● Supplied data

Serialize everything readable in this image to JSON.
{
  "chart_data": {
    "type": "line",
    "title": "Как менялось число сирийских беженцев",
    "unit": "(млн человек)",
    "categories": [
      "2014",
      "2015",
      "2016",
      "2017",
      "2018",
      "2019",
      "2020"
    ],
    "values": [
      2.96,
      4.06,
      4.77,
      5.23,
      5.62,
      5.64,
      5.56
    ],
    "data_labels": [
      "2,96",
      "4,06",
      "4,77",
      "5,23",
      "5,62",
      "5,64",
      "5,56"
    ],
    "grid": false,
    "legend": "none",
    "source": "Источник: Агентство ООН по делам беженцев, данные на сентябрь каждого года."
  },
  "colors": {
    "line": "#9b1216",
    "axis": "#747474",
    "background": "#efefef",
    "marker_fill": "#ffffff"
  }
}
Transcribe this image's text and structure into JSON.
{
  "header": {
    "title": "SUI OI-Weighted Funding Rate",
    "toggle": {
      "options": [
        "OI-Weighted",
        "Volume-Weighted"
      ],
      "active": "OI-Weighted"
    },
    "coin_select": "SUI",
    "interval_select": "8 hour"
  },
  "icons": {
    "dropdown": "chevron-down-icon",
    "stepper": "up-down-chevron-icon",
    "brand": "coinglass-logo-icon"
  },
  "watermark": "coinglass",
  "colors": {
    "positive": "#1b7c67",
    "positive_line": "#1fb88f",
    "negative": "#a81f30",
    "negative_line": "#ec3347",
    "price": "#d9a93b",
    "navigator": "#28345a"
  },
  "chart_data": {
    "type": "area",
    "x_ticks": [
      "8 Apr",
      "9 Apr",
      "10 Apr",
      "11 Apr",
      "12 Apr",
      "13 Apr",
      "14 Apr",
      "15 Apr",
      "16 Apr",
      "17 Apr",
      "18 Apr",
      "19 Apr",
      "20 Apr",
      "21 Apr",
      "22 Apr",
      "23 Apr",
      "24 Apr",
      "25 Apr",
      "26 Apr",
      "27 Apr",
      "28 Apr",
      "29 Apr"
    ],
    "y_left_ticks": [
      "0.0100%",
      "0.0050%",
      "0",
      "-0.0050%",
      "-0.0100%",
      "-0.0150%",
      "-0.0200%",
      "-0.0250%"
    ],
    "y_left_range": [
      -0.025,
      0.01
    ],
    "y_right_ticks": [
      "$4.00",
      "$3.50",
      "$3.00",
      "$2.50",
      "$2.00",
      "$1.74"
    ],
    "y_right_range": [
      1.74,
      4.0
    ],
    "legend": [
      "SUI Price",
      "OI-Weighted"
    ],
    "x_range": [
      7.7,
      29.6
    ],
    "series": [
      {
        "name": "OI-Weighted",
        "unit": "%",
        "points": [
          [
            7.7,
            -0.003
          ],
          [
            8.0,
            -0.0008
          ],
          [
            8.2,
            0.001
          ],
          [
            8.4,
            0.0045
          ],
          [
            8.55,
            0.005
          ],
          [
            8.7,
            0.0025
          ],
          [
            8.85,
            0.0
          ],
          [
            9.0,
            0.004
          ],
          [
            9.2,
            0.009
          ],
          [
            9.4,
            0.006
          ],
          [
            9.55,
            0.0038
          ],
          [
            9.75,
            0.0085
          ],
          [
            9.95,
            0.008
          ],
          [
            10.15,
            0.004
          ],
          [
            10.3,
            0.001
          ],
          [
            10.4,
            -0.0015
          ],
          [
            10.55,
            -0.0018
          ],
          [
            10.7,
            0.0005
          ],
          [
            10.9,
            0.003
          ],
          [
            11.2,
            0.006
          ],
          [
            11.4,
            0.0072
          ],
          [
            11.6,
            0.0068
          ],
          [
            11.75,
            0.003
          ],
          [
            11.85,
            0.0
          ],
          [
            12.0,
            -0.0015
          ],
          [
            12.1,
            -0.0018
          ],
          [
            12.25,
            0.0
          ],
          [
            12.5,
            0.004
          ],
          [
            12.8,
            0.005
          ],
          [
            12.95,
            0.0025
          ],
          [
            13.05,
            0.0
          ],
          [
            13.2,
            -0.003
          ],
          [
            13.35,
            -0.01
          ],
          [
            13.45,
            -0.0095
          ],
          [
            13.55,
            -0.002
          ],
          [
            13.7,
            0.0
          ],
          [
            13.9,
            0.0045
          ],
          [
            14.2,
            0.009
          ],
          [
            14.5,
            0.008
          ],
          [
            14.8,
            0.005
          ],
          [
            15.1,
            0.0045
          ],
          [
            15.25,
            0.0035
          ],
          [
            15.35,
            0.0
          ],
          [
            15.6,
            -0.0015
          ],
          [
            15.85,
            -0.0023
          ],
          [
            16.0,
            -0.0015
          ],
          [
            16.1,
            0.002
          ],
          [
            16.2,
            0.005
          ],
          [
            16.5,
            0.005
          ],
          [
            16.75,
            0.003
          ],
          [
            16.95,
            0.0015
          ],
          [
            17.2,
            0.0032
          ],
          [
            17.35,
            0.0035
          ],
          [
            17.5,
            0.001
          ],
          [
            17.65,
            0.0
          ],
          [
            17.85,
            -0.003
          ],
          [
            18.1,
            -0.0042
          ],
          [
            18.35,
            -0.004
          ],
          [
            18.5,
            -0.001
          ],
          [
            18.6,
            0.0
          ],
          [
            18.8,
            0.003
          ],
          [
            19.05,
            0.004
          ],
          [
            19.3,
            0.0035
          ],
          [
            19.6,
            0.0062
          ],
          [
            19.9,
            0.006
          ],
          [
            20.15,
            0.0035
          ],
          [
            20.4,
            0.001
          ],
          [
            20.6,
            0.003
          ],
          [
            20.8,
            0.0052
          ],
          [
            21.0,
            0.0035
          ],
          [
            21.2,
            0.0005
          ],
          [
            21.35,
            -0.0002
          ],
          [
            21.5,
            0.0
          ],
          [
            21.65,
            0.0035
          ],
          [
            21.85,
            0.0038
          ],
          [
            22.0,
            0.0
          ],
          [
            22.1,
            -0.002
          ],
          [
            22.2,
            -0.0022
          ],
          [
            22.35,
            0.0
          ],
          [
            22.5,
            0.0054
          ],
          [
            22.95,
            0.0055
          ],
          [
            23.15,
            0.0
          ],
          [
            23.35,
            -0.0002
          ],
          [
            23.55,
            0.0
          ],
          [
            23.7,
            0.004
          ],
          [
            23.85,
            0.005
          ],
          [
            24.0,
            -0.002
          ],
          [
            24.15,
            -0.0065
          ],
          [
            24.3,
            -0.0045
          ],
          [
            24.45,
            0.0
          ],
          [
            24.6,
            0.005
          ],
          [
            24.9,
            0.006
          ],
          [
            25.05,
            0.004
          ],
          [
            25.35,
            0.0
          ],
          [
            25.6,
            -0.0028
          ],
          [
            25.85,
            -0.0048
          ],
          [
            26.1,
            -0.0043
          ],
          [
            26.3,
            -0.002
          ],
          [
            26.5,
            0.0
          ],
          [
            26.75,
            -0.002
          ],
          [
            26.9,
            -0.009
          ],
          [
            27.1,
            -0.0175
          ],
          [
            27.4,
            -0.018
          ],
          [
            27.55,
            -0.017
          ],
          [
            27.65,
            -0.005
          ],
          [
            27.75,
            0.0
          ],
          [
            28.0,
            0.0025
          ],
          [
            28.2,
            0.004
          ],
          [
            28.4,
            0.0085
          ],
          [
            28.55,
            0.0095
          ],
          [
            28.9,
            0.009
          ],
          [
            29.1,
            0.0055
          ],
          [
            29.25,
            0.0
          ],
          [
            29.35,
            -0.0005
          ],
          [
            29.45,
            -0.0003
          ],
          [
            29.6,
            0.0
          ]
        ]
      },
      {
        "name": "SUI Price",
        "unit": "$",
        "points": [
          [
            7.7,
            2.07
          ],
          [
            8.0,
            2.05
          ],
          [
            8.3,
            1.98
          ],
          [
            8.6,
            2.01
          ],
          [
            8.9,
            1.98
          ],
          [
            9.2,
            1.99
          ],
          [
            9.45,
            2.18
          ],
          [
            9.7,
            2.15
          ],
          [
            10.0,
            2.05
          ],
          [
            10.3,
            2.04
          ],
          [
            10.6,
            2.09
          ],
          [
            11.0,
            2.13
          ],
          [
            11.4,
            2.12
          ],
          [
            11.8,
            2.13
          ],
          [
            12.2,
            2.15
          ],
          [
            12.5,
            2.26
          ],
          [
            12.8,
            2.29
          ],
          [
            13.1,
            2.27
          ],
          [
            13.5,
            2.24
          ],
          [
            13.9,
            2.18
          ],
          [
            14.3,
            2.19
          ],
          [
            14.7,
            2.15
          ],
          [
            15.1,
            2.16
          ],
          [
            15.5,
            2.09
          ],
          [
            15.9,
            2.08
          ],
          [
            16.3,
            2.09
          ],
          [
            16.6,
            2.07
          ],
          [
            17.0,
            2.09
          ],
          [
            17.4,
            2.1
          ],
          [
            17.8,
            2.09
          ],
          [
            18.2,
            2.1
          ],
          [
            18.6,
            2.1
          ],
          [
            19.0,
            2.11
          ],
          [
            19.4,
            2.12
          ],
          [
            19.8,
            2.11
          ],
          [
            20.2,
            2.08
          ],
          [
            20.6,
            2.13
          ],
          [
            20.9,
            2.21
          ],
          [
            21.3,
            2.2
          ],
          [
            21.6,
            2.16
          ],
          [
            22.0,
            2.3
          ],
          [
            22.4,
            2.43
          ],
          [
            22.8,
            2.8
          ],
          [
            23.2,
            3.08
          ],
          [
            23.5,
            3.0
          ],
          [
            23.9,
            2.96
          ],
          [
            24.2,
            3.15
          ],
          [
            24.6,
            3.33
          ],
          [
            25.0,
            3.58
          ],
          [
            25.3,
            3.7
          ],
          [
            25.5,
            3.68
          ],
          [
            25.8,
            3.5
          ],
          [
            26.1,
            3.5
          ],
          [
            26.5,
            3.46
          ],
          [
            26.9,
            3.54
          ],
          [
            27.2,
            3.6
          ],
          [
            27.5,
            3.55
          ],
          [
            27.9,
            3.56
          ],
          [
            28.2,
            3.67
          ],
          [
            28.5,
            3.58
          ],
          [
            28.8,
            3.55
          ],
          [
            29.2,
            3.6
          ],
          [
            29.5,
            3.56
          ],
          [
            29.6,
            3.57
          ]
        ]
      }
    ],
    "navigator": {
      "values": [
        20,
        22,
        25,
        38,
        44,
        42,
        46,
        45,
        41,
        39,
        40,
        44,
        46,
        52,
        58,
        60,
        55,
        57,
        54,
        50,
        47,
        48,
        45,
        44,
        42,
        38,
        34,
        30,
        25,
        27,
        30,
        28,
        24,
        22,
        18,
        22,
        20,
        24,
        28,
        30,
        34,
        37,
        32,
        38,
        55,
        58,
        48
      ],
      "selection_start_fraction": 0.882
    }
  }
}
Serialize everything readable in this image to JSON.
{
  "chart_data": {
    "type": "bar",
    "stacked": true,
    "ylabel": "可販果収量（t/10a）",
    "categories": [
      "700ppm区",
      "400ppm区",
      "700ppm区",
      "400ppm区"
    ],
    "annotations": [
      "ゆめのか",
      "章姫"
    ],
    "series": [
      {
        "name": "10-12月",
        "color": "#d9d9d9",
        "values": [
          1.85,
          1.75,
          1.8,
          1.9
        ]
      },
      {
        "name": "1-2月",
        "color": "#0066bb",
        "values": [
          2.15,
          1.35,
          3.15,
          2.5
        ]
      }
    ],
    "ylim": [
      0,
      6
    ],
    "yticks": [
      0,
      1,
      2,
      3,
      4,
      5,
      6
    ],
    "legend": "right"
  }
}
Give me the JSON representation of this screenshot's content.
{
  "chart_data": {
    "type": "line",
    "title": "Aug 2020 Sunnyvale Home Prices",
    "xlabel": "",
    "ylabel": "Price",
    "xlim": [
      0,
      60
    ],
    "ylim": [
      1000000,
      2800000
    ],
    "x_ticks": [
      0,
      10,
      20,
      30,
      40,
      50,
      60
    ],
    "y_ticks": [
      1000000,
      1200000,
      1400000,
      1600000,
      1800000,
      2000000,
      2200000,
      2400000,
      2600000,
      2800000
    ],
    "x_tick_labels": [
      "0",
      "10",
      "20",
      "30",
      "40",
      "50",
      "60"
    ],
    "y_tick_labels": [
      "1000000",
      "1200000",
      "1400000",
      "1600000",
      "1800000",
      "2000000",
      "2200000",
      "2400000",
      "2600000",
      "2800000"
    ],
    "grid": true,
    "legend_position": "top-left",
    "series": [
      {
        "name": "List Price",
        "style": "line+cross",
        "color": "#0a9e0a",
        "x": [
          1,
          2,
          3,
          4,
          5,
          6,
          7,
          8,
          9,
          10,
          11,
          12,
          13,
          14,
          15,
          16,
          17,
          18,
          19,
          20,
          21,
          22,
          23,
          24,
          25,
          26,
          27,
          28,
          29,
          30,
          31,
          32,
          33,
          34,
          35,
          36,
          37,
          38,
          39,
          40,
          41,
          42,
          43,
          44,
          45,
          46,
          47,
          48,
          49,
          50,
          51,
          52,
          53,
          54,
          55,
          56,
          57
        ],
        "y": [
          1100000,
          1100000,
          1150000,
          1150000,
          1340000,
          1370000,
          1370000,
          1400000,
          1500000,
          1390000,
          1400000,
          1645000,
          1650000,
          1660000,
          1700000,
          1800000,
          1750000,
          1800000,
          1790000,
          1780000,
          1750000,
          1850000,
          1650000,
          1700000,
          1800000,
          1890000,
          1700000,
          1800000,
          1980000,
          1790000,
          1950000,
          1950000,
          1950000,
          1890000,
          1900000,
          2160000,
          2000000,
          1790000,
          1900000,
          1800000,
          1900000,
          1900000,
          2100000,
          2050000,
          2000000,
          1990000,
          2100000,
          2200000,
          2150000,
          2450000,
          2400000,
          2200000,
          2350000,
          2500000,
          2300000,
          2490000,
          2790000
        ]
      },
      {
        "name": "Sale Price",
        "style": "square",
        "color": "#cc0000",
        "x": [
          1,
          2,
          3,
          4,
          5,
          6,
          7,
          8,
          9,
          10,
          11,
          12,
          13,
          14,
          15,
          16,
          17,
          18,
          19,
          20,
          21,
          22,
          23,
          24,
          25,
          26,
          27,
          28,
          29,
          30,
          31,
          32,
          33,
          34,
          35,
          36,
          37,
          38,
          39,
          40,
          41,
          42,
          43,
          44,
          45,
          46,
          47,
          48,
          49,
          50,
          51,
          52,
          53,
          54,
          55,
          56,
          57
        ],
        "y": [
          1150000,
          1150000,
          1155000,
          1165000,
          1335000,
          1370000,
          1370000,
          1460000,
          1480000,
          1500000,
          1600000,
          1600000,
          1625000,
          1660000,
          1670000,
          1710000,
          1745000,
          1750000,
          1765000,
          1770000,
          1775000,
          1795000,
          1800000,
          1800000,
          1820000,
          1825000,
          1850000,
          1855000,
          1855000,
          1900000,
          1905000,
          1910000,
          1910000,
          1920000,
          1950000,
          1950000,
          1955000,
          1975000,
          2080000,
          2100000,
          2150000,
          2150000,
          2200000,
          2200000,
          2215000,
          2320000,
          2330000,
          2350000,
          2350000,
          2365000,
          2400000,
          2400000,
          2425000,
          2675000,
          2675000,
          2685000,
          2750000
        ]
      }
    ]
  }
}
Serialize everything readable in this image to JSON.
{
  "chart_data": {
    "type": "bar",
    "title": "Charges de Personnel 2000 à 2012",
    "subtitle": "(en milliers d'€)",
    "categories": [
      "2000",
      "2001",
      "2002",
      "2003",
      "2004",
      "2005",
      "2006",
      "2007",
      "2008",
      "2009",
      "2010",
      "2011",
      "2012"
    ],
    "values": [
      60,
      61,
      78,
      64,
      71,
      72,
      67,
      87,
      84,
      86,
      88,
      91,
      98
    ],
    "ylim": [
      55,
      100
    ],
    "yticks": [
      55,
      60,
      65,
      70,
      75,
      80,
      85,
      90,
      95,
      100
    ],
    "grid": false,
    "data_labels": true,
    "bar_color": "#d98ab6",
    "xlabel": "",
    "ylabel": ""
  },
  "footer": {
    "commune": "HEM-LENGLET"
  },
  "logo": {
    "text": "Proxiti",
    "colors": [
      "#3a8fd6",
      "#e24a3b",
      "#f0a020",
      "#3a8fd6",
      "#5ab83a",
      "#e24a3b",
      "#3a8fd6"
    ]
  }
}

● Exercise
Wherever the string "down" appears in the entries above, list that line.

● Full response
    "dropdown": "chevron-down-icon",
    "stepper": "up-down-chevron-icon",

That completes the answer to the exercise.